[Start of DATASET RECORDS]

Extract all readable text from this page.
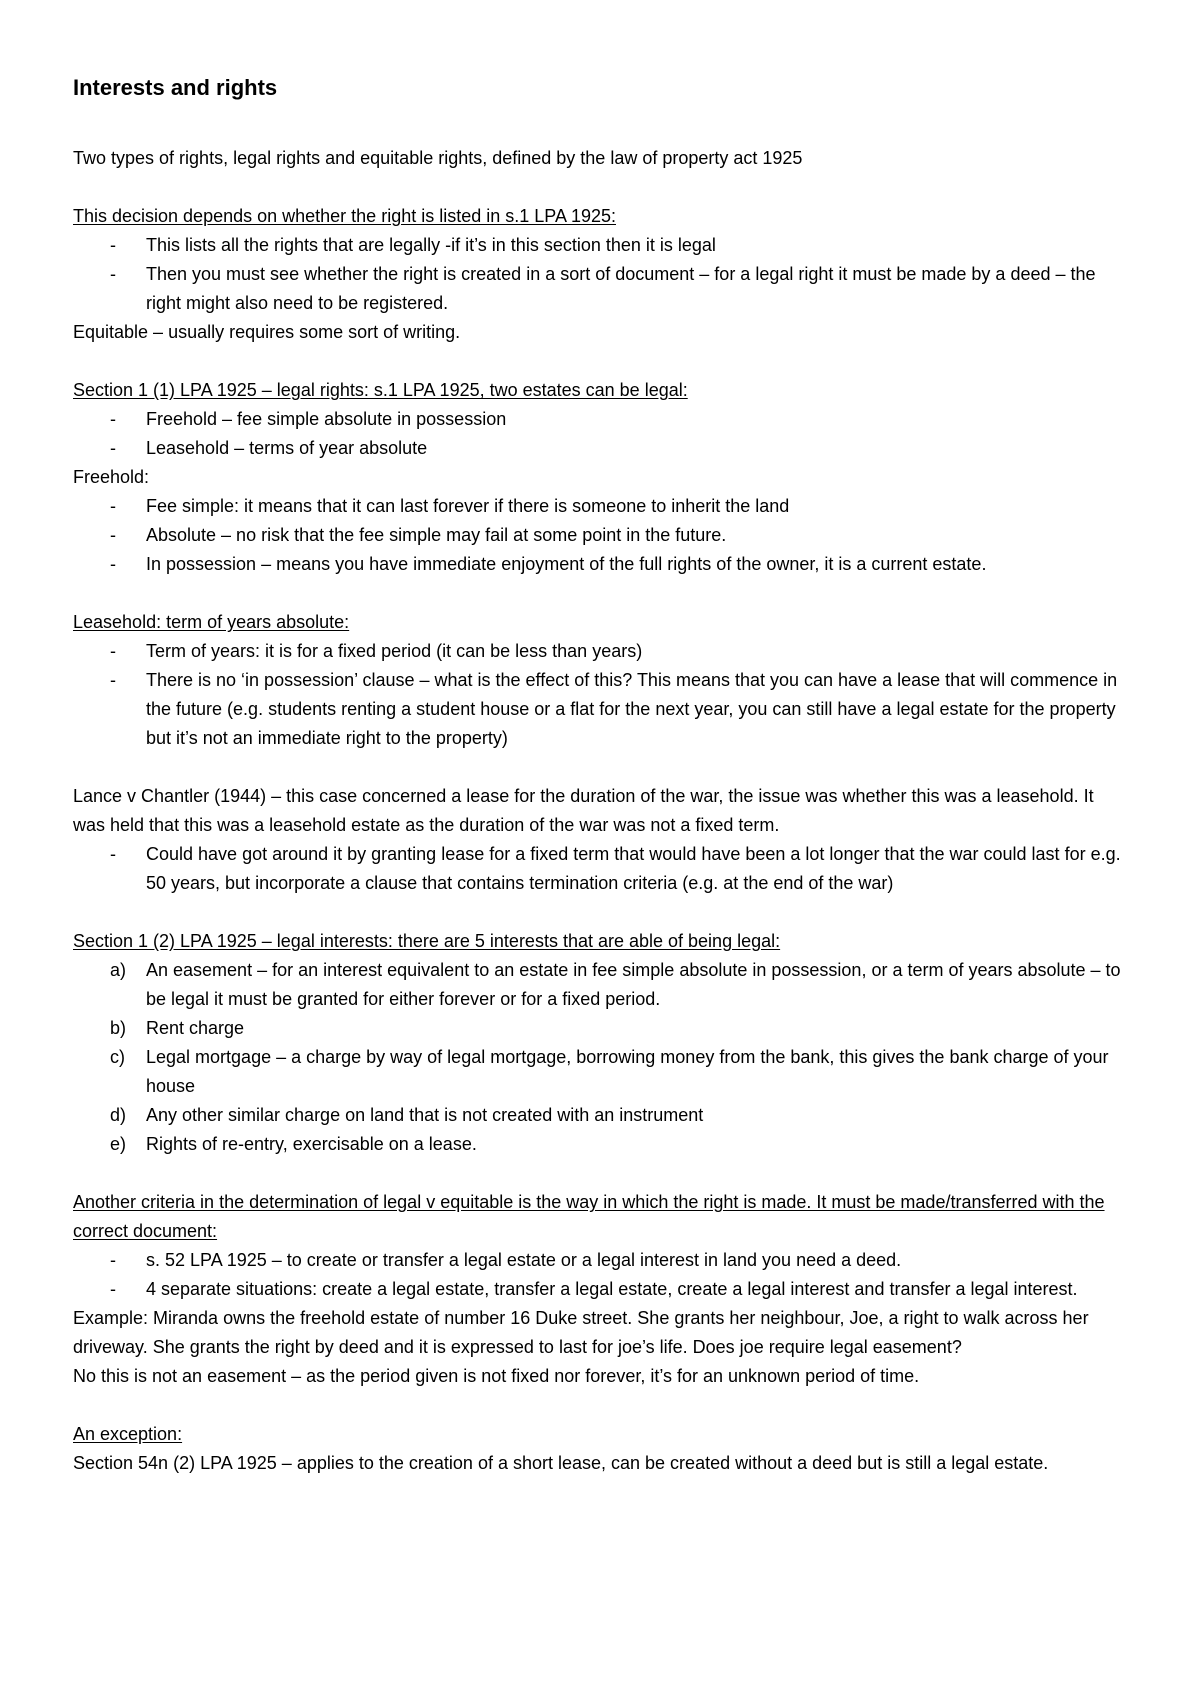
Interests and rights

Two types of rights, legal rights and equitable rights, defined by the law of property act 1925

This decision depends on whether the right is listed in s.1 LPA 1925:

- This lists all the rights that are legally -if it’s in this section then it is legal
- Then you must see whether the right is created in a sort of document – for a legal right it must be made by a deed – the right might also need to be registered.

Equitable – usually requires some sort of writing.

Section 1 (1) LPA 1925 – legal rights: s.1 LPA 1925, two estates can be legal:

- Freehold – fee simple absolute in possession
- Leasehold – terms of year absolute

Freehold:

- Fee simple: it means that it can last forever if there is someone to inherit the land
- Absolute – no risk that the fee simple may fail at some point in the future.
- In possession – means you have immediate enjoyment of the full rights of the owner, it is a current estate.

Leasehold: term of years absolute:

- Term of years: it is for a fixed period (it can be less than years)
- There is no ‘in possession’ clause – what is the effect of this? This means that you can have a lease that will commence in the future (e.g. students renting a student house or a flat for the next year, you can still have a legal estate for the property but it’s not an immediate right to the property)

Lance v Chantler (1944) – this case concerned a lease for the duration of the war, the issue was whether this was a leasehold. It was held that this was a leasehold estate as the duration of the war was not a fixed term.

- Could have got around it by granting lease for a fixed term that would have been a lot longer that the war could last for e.g. 50 years, but incorporate a clause that contains termination criteria (e.g. at the end of the war)

Section 1 (2) LPA 1925 – legal interests: there are 5 interests that are able of being legal:

a) An easement – for an interest equivalent to an estate in fee simple absolute in possession, or a term of years absolute – to be legal it must be granted for either forever or for a fixed period.
b) Rent charge
c) Legal mortgage – a charge by way of legal mortgage, borrowing money from the bank, this gives the bank charge of your house
d) Any other similar charge on land that is not created with an instrument
e) Rights of re-entry, exercisable on a lease.

Another criteria in the determination of legal v equitable is the way in which the right is made. It must be made/transferred with the correct document:

- s. 52 LPA 1925 – to create or transfer a legal estate or a legal interest in land you need a deed.
- 4 separate situations: create a legal estate, transfer a legal estate, create a legal interest and transfer a legal interest.

Example: Miranda owns the freehold estate of number 16 Duke street. She grants her neighbour, Joe, a right to walk across her driveway. She grants the right by deed and it is expressed to last for joe’s life. Does joe require legal easement?

No this is not an easement – as the period given is not fixed nor forever, it’s for an unknown period of time.

An exception:

Section 54n (2) LPA 1925 – applies to the creation of a short lease, can be created without a deed but is still a legal estate.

[End of DATASET RECORDS]

WRITTEN INSTRUCTION —
Return the records exactly. Don't carry the pictures over.

RIGHT ANSWER —
Extract all readable text from this page.
Interests and rights

Two types of rights, legal rights and equitable rights, defined by the law of property act 1925

This decision depends on whether the right is listed in s.1 LPA 1925:

- This lists all the rights that are legally -if it’s in this section then it is legal
- Then you must see whether the right is created in a sort of document – for a legal right it must be made by a deed – the right might also need to be registered.

Equitable – usually requires some sort of writing.

Section 1 (1) LPA 1925 – legal rights: s.1 LPA 1925, two estates can be legal:

- Freehold – fee simple absolute in possession
- Leasehold – terms of year absolute

Freehold:

- Fee simple: it means that it can last forever if there is someone to inherit the land
- Absolute – no risk that the fee simple may fail at some point in the future.
- In possession – means you have immediate enjoyment of the full rights of the owner, it is a current estate.

Leasehold: term of years absolute:

- Term of years: it is for a fixed period (it can be less than years)
- There is no ‘in possession’ clause – what is the effect of this? This means that you can have a lease that will commence in the future (e.g. students renting a student house or a flat for the next year, you can still have a legal estate for the property but it’s not an immediate right to the property)

Lance v Chantler (1944) – this case concerned a lease for the duration of the war, the issue was whether this was a leasehold. It was held that this was a leasehold estate as the duration of the war was not a fixed term.

- Could have got around it by granting lease for a fixed term that would have been a lot longer that the war could last for e.g. 50 years, but incorporate a clause that contains termination criteria (e.g. at the end of the war)

Section 1 (2) LPA 1925 – legal interests: there are 5 interests that are able of being legal:

a) An easement – for an interest equivalent to an estate in fee simple absolute in possession, or a term of years absolute – to be legal it must be granted for either forever or for a fixed period.
b) Rent charge
c) Legal mortgage – a charge by way of legal mortgage, borrowing money from the bank, this gives the bank charge of your house
d) Any other similar charge on land that is not created with an instrument
e) Rights of re-entry, exercisable on a lease.

Another criteria in the determination of legal v equitable is the way in which the right is made. It must be made/transferred with the correct document:

- s. 52 LPA 1925 – to create or transfer a legal estate or a legal interest in land you need a deed.
- 4 separate situations: create a legal estate, transfer a legal estate, create a legal interest and transfer a legal interest.

Example: Miranda owns the freehold estate of number 16 Duke street. She grants her neighbour, Joe, a right to walk across her driveway. She grants the right by deed and it is expressed to last for joe’s life. Does joe require legal easement?

No this is not an easement – as the period given is not fixed nor forever, it’s for an unknown period of time.

An exception:

Section 54n (2) LPA 1925 – applies to the creation of a short lease, can be created without a deed but is still a legal estate.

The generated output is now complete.